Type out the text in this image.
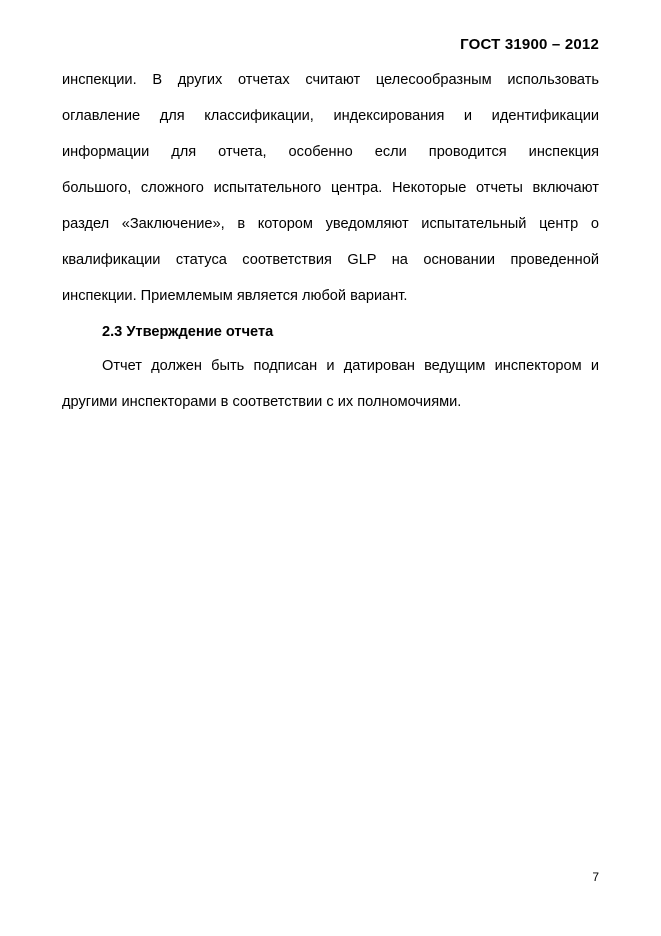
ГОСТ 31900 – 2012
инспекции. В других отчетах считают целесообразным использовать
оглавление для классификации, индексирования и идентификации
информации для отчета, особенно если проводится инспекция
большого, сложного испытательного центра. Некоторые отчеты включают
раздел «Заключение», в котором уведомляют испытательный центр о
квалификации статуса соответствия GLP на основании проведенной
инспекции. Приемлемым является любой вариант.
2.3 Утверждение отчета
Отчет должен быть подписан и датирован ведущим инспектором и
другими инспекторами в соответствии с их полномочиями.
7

------------------------------------------------

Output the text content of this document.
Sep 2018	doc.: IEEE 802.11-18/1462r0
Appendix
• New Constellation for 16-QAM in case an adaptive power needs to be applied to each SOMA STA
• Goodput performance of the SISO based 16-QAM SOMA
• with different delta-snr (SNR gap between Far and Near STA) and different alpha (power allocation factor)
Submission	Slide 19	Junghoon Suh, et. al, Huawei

------------------------------------------------

▸ What is expected
Read the entries and pick out all lines that include the word "инспекции".

▸ Answer in full
инспекции. В других отчетах считают целесообразным использовать
инспекции. Приемлемым является любой вариант.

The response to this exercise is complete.